**REQUIRED TASK**
Show every line in the entries below where the word "value" appears.

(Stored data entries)
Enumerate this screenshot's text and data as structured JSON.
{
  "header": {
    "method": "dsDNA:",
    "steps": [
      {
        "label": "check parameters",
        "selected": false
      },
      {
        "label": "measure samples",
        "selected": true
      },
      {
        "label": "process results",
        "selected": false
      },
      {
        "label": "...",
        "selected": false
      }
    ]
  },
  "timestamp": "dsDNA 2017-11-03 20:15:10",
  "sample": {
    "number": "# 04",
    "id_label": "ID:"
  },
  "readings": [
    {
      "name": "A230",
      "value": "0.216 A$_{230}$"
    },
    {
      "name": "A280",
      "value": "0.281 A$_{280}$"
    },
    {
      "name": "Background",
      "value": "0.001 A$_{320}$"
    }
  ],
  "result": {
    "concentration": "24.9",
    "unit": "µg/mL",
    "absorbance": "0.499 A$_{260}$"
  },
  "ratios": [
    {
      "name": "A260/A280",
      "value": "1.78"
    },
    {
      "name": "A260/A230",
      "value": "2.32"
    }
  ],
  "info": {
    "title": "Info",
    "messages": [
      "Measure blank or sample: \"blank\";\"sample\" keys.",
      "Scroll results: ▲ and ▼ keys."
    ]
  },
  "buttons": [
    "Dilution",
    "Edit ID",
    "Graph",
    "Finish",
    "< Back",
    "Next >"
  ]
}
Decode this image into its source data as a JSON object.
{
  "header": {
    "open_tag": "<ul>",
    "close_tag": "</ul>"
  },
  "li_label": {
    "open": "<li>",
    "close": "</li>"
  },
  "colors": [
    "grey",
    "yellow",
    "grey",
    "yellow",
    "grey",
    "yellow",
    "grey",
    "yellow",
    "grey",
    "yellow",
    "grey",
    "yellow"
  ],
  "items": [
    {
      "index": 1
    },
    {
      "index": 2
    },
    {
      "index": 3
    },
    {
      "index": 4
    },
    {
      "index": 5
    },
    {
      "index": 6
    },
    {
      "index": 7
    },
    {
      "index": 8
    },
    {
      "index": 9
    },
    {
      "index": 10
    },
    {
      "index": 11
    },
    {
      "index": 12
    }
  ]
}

**WRITTEN ANSWER**
      "value": "0.216 A$_{230}$"
      "value": "0.281 A$_{280}$"
      "value": "0.001 A$_{320}$"
      "value": "1.78"
      "value": "2.32"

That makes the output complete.